**Problem description:**
Search the entries below for the word "ging" and copy every line where it appears.

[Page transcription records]
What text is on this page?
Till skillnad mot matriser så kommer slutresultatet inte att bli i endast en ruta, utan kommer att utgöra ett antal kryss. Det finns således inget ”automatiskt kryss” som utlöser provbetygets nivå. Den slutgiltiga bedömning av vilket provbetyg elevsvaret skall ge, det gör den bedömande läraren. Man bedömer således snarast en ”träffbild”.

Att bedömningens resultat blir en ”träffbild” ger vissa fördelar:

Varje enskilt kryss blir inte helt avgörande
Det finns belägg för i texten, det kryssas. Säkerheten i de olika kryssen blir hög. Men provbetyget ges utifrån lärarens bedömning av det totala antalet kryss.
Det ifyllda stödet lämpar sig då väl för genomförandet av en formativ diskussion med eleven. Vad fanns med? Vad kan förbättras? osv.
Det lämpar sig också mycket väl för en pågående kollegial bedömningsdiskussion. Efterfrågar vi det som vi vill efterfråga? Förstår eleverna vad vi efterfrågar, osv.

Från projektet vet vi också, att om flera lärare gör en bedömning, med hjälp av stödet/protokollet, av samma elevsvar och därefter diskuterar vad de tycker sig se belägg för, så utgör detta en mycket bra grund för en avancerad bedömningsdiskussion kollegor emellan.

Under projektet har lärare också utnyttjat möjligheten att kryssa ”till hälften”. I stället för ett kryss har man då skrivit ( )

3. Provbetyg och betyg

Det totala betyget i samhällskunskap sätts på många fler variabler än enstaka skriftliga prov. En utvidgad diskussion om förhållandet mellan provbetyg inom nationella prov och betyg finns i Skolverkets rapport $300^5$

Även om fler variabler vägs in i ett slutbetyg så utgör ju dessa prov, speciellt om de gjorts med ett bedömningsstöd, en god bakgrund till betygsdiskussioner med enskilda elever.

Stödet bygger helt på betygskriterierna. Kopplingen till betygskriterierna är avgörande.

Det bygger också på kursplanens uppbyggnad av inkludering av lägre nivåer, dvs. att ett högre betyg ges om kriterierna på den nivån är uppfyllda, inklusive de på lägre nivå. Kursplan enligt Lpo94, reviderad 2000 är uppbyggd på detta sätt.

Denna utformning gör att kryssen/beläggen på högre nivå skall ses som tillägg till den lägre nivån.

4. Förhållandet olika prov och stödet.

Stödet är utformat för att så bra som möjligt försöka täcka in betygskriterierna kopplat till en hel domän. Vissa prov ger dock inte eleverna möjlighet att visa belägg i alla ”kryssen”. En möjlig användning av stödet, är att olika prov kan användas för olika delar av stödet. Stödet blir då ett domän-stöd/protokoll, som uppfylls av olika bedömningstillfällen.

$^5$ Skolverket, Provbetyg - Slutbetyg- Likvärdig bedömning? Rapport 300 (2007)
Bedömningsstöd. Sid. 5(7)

---

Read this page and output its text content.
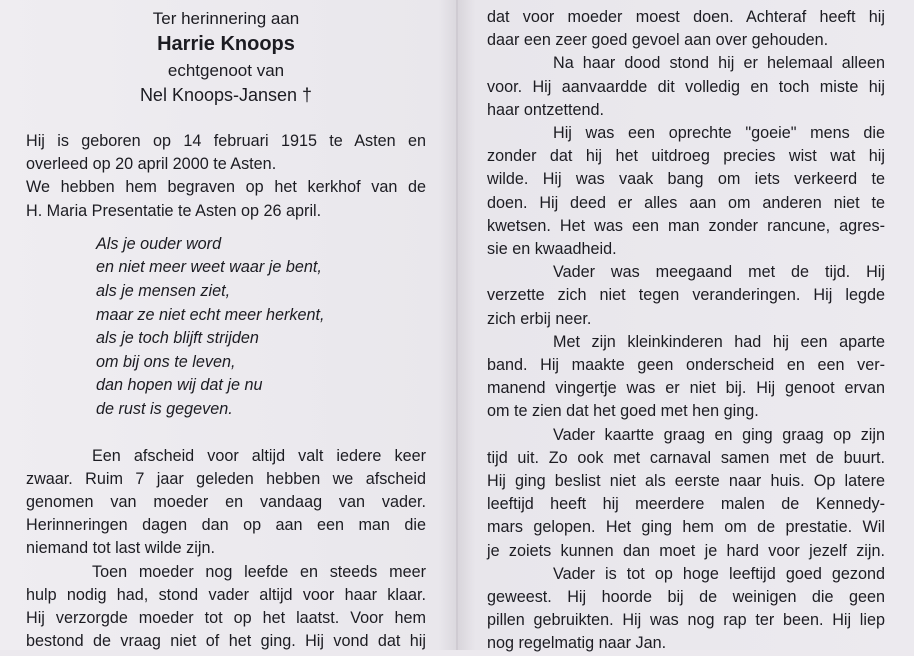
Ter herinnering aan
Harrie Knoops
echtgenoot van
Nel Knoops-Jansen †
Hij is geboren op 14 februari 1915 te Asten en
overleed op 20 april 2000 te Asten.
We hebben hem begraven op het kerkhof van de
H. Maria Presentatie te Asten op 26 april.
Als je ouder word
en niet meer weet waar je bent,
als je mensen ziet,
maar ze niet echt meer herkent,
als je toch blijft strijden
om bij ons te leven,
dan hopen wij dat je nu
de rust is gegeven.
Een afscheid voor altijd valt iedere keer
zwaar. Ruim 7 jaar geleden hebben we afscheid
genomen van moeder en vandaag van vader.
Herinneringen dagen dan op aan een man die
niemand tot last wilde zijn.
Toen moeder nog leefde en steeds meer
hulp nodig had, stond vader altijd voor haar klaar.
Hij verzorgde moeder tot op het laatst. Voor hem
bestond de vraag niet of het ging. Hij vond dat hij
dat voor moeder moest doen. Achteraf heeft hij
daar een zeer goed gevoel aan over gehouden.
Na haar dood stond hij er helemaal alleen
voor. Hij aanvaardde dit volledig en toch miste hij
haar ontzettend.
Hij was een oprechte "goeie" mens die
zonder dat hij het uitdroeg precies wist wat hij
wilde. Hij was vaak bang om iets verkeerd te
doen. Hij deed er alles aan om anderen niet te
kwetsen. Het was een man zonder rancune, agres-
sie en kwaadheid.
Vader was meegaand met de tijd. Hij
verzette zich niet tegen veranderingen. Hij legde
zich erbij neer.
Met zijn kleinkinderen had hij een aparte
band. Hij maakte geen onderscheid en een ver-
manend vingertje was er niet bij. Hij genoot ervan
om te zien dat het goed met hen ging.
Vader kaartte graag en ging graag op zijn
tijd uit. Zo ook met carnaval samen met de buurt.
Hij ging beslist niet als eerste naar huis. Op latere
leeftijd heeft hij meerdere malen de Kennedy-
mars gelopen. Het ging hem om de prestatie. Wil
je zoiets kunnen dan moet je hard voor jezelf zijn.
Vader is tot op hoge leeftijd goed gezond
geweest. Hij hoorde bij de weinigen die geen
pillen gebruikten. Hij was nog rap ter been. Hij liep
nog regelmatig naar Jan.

--

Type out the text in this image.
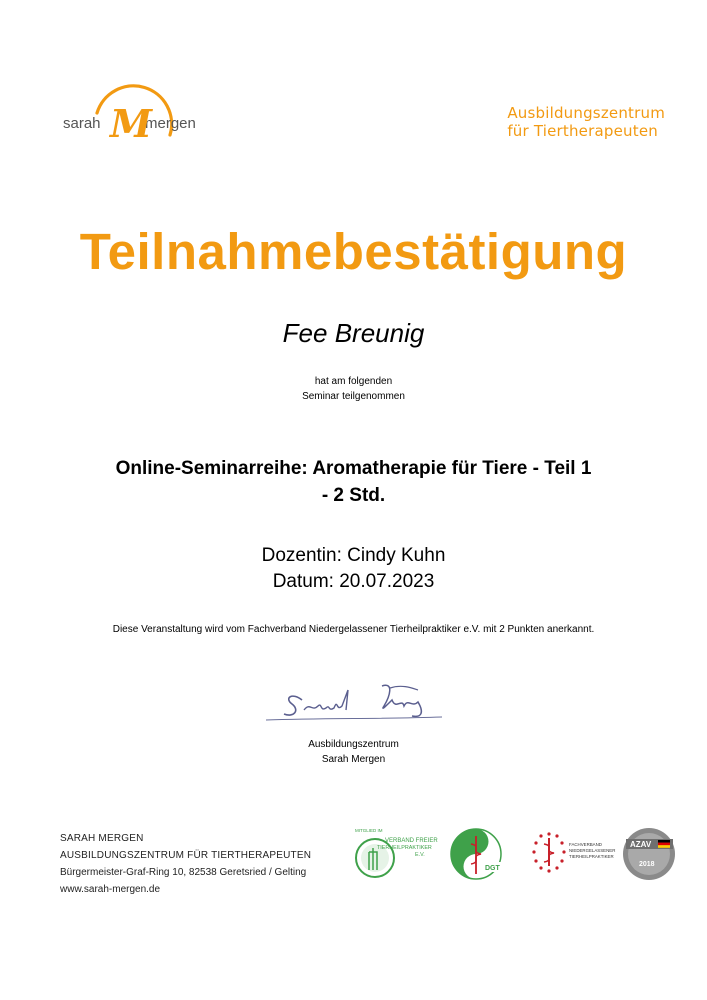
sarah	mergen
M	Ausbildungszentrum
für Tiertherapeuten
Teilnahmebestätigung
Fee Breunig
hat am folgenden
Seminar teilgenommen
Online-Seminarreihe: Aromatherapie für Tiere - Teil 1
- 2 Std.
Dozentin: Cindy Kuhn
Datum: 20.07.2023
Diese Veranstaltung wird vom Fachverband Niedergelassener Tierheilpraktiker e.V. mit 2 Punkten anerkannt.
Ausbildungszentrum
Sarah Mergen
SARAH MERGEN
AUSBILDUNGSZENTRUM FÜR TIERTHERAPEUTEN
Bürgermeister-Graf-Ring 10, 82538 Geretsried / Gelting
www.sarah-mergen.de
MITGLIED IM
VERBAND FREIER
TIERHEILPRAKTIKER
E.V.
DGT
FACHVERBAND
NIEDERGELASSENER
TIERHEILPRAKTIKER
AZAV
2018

**Result below:**
bestond de vraag niet of het ging. Hij vond dat hij
om te zien dat het goed met hen ging.
Vader kaartte graag en ging graag op zijn
Hij ging beslist niet als eerste naar huis. Op latere
mars gelopen. Het ging hem om de prestatie. Wil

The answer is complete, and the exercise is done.